EXERCISE GOAL:
Using the material below, copy every line where "условия" appears.

Data extracted from a collection:
========================================
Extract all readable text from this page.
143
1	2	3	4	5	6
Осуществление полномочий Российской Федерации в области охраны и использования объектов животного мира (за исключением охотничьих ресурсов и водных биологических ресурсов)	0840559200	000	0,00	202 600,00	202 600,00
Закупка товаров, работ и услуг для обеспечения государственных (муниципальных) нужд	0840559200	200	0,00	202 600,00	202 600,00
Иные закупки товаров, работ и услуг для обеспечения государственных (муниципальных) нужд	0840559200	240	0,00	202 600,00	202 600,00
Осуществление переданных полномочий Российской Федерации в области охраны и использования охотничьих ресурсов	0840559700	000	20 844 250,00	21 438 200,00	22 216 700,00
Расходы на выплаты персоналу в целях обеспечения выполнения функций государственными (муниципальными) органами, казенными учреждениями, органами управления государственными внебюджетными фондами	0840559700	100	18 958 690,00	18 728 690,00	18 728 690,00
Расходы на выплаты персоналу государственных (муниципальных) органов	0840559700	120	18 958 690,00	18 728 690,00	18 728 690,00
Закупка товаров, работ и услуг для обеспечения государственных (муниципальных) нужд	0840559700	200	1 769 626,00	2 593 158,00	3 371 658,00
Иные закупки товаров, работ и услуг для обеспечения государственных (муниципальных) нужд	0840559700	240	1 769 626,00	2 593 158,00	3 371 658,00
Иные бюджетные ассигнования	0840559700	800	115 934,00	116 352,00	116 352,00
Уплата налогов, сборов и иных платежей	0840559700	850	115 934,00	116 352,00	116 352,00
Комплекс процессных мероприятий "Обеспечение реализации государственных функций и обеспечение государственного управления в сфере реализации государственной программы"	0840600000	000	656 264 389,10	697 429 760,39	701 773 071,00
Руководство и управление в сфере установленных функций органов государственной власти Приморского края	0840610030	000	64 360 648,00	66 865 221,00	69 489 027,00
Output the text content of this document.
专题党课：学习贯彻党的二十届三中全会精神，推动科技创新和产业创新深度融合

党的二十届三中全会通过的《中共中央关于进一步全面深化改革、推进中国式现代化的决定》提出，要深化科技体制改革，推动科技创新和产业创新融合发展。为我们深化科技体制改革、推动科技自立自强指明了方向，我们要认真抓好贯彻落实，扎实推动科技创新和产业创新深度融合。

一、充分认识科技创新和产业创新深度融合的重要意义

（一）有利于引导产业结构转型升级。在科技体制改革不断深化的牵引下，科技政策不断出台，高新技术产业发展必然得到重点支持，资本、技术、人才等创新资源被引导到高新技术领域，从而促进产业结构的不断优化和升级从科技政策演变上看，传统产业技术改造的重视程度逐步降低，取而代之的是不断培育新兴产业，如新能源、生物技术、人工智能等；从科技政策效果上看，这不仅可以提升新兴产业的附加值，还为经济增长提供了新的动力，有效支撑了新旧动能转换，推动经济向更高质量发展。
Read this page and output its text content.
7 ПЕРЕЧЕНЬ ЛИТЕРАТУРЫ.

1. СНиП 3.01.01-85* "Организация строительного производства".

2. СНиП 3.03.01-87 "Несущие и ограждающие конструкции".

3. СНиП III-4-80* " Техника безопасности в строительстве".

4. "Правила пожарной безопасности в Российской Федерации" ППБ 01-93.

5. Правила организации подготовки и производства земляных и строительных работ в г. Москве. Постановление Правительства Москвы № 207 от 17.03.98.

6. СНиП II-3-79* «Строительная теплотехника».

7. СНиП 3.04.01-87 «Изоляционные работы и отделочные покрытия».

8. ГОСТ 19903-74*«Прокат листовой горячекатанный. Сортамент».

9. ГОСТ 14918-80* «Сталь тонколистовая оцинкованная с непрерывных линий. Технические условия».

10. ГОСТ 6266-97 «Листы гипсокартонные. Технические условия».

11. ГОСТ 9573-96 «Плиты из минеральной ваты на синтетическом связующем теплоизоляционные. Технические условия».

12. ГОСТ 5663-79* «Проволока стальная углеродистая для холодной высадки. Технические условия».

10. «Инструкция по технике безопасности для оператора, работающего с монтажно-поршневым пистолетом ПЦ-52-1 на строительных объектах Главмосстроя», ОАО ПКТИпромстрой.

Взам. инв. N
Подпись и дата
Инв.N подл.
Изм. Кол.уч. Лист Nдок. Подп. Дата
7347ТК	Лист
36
========================================
RESULT FOR THIS TASK:
9. ГОСТ 14918-80* «Сталь тонколистовая оцинкованная с непрерывных линий. Технические условия».
10. ГОСТ 6266-97 «Листы гипсокартонные. Технические условия».
11. ГОСТ 9573-96 «Плиты из минеральной ваты на синтетическом связующем теплоизоляционные. Технические условия».
12. ГОСТ 5663-79* «Проволока стальная углеродистая для холодной высадки. Технические условия».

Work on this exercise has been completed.